In the records below, find each line with the word "content" and copy it.

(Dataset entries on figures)
::::::

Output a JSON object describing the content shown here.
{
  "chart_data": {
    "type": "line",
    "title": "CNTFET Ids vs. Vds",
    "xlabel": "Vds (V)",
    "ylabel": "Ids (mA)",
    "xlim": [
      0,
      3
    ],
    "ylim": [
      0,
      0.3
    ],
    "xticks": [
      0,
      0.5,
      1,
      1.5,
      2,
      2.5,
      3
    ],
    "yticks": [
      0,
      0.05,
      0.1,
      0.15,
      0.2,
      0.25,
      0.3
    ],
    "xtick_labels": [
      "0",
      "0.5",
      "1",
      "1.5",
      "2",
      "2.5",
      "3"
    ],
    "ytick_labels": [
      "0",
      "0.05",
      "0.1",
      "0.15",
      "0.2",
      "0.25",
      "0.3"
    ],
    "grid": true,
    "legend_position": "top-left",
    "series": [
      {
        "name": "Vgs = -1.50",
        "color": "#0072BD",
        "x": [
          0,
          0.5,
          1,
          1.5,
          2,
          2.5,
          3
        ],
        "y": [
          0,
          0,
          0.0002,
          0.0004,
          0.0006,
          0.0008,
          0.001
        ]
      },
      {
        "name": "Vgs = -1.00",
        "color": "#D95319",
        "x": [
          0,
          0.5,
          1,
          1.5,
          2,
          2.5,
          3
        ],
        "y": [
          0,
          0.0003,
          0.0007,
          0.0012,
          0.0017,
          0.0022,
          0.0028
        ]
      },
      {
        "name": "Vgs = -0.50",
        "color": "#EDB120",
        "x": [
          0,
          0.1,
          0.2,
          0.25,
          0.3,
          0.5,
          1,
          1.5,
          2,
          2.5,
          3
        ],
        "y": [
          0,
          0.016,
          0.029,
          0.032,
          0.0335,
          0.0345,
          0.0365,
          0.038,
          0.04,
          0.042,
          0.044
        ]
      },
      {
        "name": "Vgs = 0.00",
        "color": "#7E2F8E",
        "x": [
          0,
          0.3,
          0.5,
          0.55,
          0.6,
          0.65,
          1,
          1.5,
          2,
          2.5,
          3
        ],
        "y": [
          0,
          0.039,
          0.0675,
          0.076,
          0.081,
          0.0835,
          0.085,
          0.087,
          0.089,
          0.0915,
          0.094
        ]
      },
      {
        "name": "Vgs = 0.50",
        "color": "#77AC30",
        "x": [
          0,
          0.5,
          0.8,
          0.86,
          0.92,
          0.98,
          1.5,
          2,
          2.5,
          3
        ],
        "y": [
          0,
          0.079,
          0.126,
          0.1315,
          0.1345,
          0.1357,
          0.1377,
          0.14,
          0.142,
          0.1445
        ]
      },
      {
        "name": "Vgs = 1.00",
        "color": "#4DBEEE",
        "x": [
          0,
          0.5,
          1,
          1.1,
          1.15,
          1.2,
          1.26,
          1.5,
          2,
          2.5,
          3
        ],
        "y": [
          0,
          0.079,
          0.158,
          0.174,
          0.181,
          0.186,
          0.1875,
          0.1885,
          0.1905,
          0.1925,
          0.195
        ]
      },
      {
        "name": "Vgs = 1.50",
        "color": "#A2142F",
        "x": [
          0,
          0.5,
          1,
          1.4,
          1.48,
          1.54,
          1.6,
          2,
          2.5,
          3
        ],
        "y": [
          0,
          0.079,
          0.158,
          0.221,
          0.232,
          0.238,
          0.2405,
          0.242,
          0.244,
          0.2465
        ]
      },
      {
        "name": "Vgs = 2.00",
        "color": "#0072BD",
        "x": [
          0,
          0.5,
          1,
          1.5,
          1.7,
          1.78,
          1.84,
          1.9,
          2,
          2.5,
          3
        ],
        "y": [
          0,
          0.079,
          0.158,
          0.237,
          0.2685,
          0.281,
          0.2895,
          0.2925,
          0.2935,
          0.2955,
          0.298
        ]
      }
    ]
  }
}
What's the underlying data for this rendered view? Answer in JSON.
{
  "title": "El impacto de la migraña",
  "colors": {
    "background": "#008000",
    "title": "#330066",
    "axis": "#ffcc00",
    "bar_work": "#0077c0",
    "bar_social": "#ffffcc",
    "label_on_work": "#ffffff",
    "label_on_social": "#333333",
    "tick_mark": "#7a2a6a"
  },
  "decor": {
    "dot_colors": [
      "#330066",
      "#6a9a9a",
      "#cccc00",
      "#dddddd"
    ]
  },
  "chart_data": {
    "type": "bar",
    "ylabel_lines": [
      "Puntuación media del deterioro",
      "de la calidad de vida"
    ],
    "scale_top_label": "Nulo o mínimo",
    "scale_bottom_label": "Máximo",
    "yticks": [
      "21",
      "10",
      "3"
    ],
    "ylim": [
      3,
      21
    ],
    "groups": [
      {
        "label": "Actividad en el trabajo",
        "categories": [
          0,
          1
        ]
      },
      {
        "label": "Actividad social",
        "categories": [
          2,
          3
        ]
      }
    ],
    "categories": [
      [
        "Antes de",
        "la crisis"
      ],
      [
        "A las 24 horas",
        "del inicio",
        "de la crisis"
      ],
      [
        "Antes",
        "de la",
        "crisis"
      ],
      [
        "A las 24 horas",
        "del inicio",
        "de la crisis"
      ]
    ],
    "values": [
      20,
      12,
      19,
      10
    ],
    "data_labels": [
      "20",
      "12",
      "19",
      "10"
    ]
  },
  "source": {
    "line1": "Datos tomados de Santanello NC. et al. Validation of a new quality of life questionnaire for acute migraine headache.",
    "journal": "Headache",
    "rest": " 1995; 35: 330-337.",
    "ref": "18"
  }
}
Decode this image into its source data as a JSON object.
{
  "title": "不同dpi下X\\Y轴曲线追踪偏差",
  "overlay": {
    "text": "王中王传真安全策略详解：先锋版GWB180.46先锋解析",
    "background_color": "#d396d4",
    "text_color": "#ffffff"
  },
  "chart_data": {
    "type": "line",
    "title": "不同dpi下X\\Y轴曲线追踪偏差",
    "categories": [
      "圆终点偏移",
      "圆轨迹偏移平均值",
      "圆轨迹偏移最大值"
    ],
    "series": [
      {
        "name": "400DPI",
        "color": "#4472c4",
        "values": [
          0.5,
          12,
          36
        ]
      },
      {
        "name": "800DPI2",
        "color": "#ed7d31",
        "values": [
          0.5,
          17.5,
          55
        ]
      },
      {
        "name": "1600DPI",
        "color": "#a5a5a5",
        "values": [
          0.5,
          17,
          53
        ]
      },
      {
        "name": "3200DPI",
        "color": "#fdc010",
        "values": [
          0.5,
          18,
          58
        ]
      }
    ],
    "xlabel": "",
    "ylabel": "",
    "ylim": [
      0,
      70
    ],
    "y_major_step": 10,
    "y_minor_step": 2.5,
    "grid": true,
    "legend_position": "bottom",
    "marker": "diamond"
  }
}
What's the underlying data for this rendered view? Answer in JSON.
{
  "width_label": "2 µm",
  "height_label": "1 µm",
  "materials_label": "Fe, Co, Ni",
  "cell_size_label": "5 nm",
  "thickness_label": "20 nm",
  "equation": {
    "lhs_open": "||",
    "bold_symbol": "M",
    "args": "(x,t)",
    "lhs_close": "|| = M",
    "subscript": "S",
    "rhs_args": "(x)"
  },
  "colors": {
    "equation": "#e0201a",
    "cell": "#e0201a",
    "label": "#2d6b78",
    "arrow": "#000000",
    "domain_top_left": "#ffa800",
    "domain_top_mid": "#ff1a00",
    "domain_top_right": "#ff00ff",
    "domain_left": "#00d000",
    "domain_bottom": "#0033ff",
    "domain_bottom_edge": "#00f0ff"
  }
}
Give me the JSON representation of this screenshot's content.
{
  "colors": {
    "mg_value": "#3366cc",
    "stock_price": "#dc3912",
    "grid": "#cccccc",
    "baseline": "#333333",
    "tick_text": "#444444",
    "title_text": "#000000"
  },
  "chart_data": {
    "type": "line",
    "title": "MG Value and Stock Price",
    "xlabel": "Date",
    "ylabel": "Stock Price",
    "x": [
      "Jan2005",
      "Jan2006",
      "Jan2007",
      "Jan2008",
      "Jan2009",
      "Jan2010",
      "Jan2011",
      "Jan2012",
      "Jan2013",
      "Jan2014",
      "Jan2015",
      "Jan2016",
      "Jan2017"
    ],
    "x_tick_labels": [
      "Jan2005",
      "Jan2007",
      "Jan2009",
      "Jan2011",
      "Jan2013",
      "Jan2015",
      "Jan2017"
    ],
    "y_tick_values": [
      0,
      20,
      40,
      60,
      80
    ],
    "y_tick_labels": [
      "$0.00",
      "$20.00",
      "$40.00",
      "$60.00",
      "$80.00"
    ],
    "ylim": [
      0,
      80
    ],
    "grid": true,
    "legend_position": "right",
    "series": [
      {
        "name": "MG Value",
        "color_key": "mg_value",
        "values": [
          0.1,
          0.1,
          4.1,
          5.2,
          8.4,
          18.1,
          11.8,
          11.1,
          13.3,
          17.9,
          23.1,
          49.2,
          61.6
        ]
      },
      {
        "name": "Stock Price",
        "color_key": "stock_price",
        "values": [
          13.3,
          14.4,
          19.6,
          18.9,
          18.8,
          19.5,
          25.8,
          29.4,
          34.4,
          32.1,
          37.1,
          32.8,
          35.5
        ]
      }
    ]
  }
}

::::::

**WRITTEN REPLY:**
Output a JSON object describing the content shown here.
Give me the JSON representation of this screenshot's content.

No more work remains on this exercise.